Records from a data source
#####

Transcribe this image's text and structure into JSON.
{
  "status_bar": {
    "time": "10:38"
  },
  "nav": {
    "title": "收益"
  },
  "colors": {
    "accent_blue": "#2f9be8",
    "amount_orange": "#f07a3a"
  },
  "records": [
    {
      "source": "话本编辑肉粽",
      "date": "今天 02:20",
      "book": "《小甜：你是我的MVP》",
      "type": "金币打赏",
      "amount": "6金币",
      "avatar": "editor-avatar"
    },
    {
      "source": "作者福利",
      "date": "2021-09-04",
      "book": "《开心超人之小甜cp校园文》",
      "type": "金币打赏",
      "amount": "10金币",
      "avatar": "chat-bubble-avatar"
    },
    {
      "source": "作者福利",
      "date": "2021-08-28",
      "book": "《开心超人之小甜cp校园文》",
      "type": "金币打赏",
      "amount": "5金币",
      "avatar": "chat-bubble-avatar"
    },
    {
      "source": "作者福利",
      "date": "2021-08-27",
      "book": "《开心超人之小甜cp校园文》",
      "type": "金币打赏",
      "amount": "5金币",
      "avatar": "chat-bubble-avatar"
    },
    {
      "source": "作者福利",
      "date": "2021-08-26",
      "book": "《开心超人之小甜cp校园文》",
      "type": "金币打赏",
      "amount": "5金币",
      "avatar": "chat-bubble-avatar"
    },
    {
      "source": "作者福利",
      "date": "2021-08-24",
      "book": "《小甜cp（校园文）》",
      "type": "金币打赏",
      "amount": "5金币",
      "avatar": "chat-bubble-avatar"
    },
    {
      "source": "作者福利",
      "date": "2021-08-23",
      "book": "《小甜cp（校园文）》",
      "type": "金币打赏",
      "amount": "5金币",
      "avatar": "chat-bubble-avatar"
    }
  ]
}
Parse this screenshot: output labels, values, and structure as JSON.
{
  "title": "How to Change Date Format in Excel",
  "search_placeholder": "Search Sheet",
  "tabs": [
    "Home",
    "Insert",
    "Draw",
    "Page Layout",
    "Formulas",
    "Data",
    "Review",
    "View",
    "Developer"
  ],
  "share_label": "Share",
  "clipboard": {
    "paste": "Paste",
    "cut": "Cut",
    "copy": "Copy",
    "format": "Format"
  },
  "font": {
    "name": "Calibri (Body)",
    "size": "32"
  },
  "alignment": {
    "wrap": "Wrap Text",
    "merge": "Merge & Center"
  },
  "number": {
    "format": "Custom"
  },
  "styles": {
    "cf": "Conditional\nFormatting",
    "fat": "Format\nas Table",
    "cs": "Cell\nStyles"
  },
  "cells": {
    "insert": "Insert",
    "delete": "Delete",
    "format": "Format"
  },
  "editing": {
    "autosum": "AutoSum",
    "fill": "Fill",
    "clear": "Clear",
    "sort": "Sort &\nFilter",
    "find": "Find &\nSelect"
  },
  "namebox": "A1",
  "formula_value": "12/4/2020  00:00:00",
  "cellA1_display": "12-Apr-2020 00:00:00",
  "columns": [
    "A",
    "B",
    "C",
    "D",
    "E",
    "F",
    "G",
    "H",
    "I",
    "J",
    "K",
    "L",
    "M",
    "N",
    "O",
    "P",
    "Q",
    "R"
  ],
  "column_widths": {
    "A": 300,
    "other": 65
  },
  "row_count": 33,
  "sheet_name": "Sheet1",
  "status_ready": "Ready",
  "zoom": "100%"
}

#####

Repeat the records above in full, character for character.

- [Result of this exercise]:
Transcribe this image's text and structure into JSON.
{
  "status_bar": {
    "time": "10:38"
  },
  "nav": {
    "title": "收益"
  },
  "colors": {
    "accent_blue": "#2f9be8",
    "amount_orange": "#f07a3a"
  },
  "records": [
    {
      "source": "话本编辑肉粽",
      "date": "今天 02:20",
      "book": "《小甜：你是我的MVP》",
      "type": "金币打赏",
      "amount": "6金币",
      "avatar": "editor-avatar"
    },
    {
      "source": "作者福利",
      "date": "2021-09-04",
      "book": "《开心超人之小甜cp校园文》",
      "type": "金币打赏",
      "amount": "10金币",
      "avatar": "chat-bubble-avatar"
    },
    {
      "source": "作者福利",
      "date": "2021-08-28",
      "book": "《开心超人之小甜cp校园文》",
      "type": "金币打赏",
      "amount": "5金币",
      "avatar": "chat-bubble-avatar"
    },
    {
      "source": "作者福利",
      "date": "2021-08-27",
      "book": "《开心超人之小甜cp校园文》",
      "type": "金币打赏",
      "amount": "5金币",
      "avatar": "chat-bubble-avatar"
    },
    {
      "source": "作者福利",
      "date": "2021-08-26",
      "book": "《开心超人之小甜cp校园文》",
      "type": "金币打赏",
      "amount": "5金币",
      "avatar": "chat-bubble-avatar"
    },
    {
      "source": "作者福利",
      "date": "2021-08-24",
      "book": "《小甜cp（校园文）》",
      "type": "金币打赏",
      "amount": "5金币",
      "avatar": "chat-bubble-avatar"
    },
    {
      "source": "作者福利",
      "date": "2021-08-23",
      "book": "《小甜cp（校园文）》",
      "type": "金币打赏",
      "amount": "5金币",
      "avatar": "chat-bubble-avatar"
    }
  ]
}
Parse this screenshot: output labels, values, and structure as JSON.
{
  "title": "How to Change Date Format in Excel",
  "search_placeholder": "Search Sheet",
  "tabs": [
    "Home",
    "Insert",
    "Draw",
    "Page Layout",
    "Formulas",
    "Data",
    "Review",
    "View",
    "Developer"
  ],
  "share_label": "Share",
  "clipboard": {
    "paste": "Paste",
    "cut": "Cut",
    "copy": "Copy",
    "format": "Format"
  },
  "font": {
    "name": "Calibri (Body)",
    "size": "32"
  },
  "alignment": {
    "wrap": "Wrap Text",
    "merge": "Merge & Center"
  },
  "number": {
    "format": "Custom"
  },
  "styles": {
    "cf": "Conditional\nFormatting",
    "fat": "Format\nas Table",
    "cs": "Cell\nStyles"
  },
  "cells": {
    "insert": "Insert",
    "delete": "Delete",
    "format": "Format"
  },
  "editing": {
    "autosum": "AutoSum",
    "fill": "Fill",
    "clear": "Clear",
    "sort": "Sort &\nFilter",
    "find": "Find &\nSelect"
  },
  "namebox": "A1",
  "formula_value": "12/4/2020  00:00:00",
  "cellA1_display": "12-Apr-2020 00:00:00",
  "columns": [
    "A",
    "B",
    "C",
    "D",
    "E",
    "F",
    "G",
    "H",
    "I",
    "J",
    "K",
    "L",
    "M",
    "N",
    "O",
    "P",
    "Q",
    "R"
  ],
  "column_widths": {
    "A": 300,
    "other": 65
  },
  "row_count": 33,
  "sheet_name": "Sheet1",
  "status_ready": "Ready",
  "zoom": "100%"
}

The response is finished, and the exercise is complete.